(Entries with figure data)
++++++

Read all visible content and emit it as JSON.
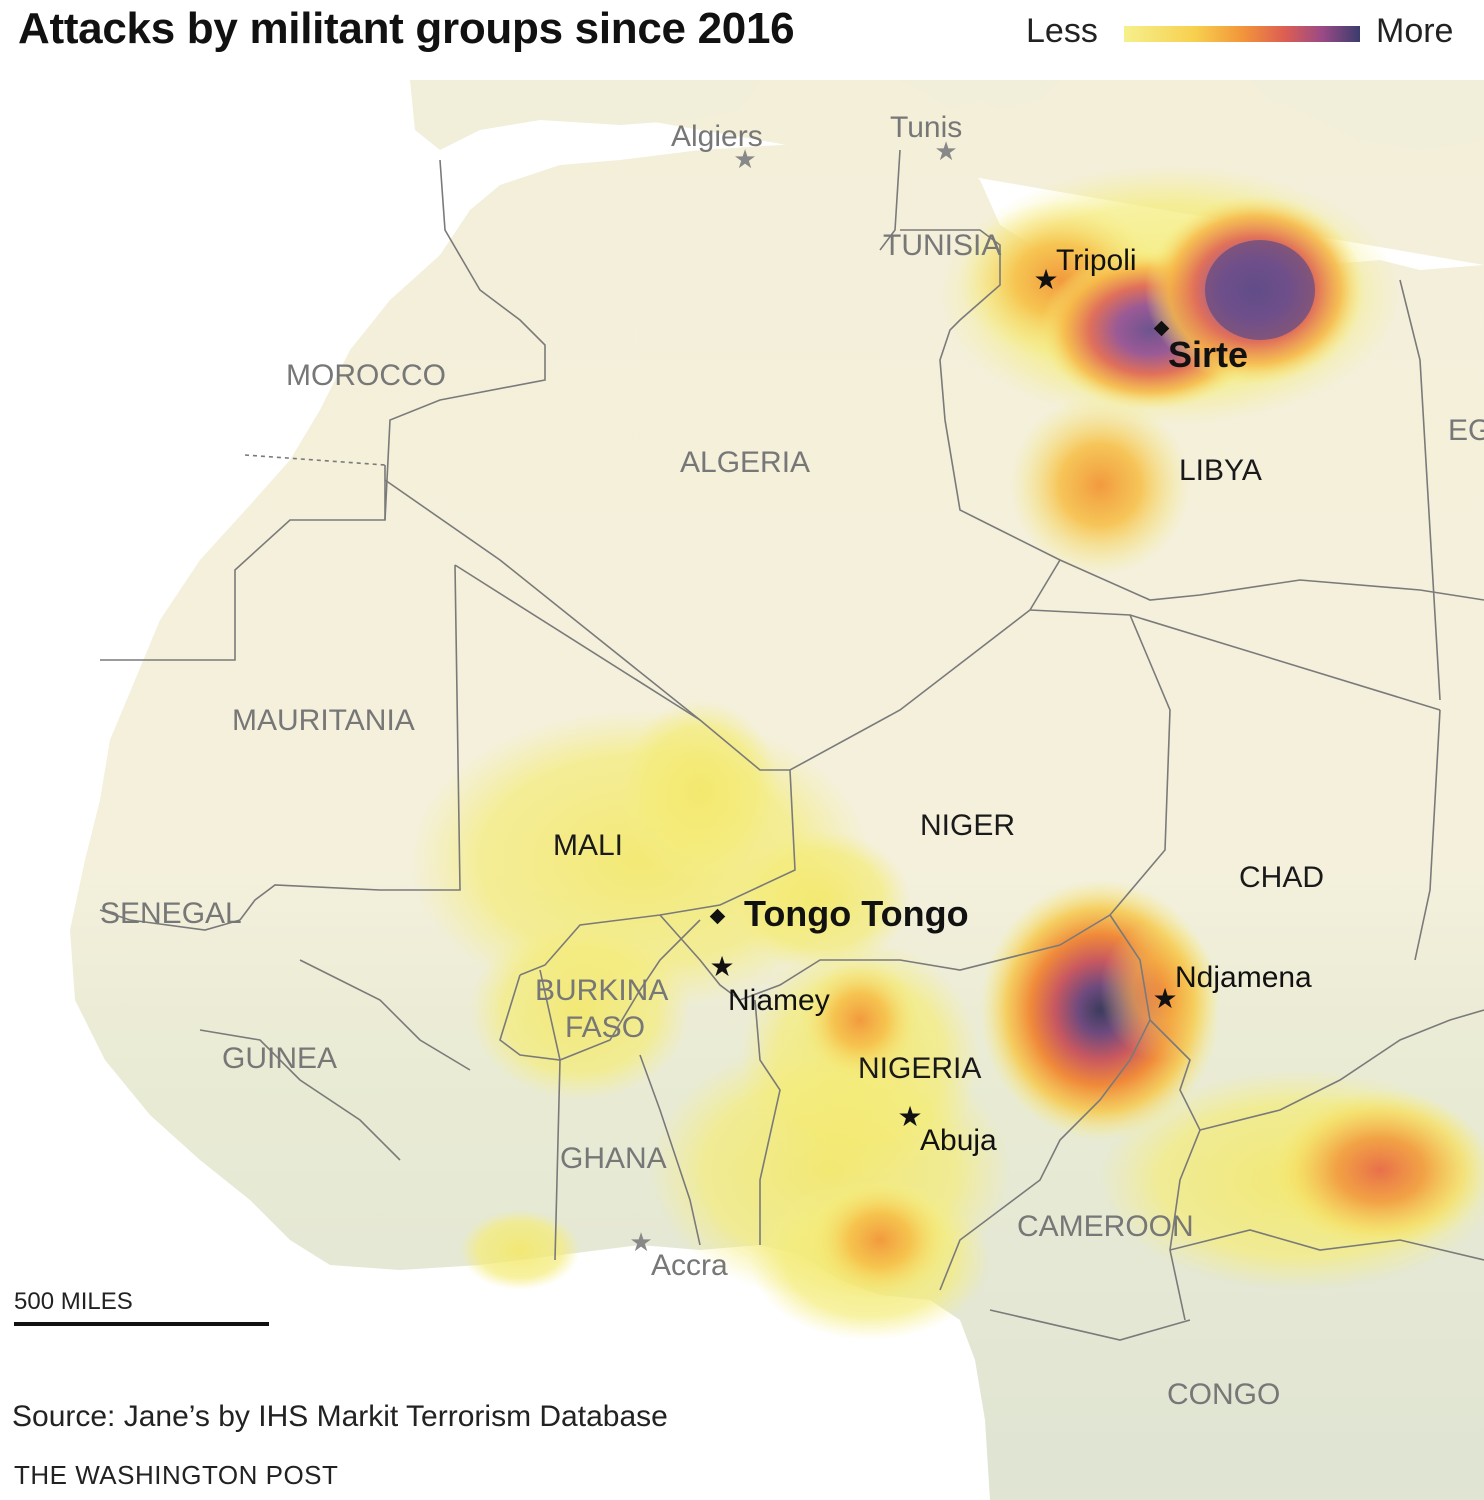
{
  "title": "Attacks by militant groups since 2016",
  "legend": {
    "less": "Less",
    "more": "More",
    "colors": [
      "#f3ee7a",
      "#f7c24a",
      "#f08a3a",
      "#d8545a",
      "#9a4a8a",
      "#3a3a6a"
    ]
  },
  "countries": {
    "tunisia": "TUNISIA",
    "morocco": "MOROCCO",
    "algeria": "ALGERIA",
    "libya": "LIBYA",
    "egypt": "EG",
    "mauritania": "MAURITANIA",
    "mali": "MALI",
    "niger": "NIGER",
    "chad": "CHAD",
    "senegal": "SENEGAL",
    "burkina_line1": "BURKINA",
    "burkina_line2": "FASO",
    "guinea": "GUINEA",
    "nigeria": "NIGERIA",
    "ghana": "GHANA",
    "cameroon": "CAMEROON",
    "congo": "CONGO"
  },
  "cities": {
    "algiers": "Algiers",
    "tunis": "Tunis",
    "tripoli": "Tripoli",
    "sirte": "Sirte",
    "tongo_tongo": "Tongo Tongo",
    "niamey": "Niamey",
    "ndjamena": "Ndjamena",
    "abuja": "Abuja",
    "accra": "Accra"
  },
  "map_data": {
    "hotspots": [
      {
        "place": "Lake Chad basin",
        "intensity": 1.0
      },
      {
        "place": "Tripoli–Sirte coast",
        "intensity": 0.9
      },
      {
        "place": "Central Libya",
        "intensity": 0.45
      },
      {
        "place": "Central African Republic / Cameroon",
        "intensity": 0.5
      },
      {
        "place": "Central Mali / Burkina Faso",
        "intensity": 0.25
      },
      {
        "place": "Southern Nigeria",
        "intensity": 0.35
      }
    ]
  },
  "scale_bar": "500 MILES",
  "source": "Source: Jane’s by IHS Markit Terrorism Database",
  "credit": "THE WASHINGTON POST"
}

++++++

▸ Requirement
Copy out the entries verbatim and leave the images out.

▸ Written answer
Read all visible content and emit it as JSON.
{
  "title": "Attacks by militant groups since 2016",
  "legend": {
    "less": "Less",
    "more": "More",
    "colors": [
      "#f3ee7a",
      "#f7c24a",
      "#f08a3a",
      "#d8545a",
      "#9a4a8a",
      "#3a3a6a"
    ]
  },
  "countries": {
    "tunisia": "TUNISIA",
    "morocco": "MOROCCO",
    "algeria": "ALGERIA",
    "libya": "LIBYA",
    "egypt": "EG",
    "mauritania": "MAURITANIA",
    "mali": "MALI",
    "niger": "NIGER",
    "chad": "CHAD",
    "senegal": "SENEGAL",
    "burkina_line1": "BURKINA",
    "burkina_line2": "FASO",
    "guinea": "GUINEA",
    "nigeria": "NIGERIA",
    "ghana": "GHANA",
    "cameroon": "CAMEROON",
    "congo": "CONGO"
  },
  "cities": {
    "algiers": "Algiers",
    "tunis": "Tunis",
    "tripoli": "Tripoli",
    "sirte": "Sirte",
    "tongo_tongo": "Tongo Tongo",
    "niamey": "Niamey",
    "ndjamena": "Ndjamena",
    "abuja": "Abuja",
    "accra": "Accra"
  },
  "map_data": {
    "hotspots": [
      {
        "place": "Lake Chad basin",
        "intensity": 1.0
      },
      {
        "place": "Tripoli–Sirte coast",
        "intensity": 0.9
      },
      {
        "place": "Central Libya",
        "intensity": 0.45
      },
      {
        "place": "Central African Republic / Cameroon",
        "intensity": 0.5
      },
      {
        "place": "Central Mali / Burkina Faso",
        "intensity": 0.25
      },
      {
        "place": "Southern Nigeria",
        "intensity": 0.35
      }
    ]
  },
  "scale_bar": "500 MILES",
  "source": "Source: Jane’s by IHS Markit Terrorism Database",
  "credit": "THE WASHINGTON POST"
}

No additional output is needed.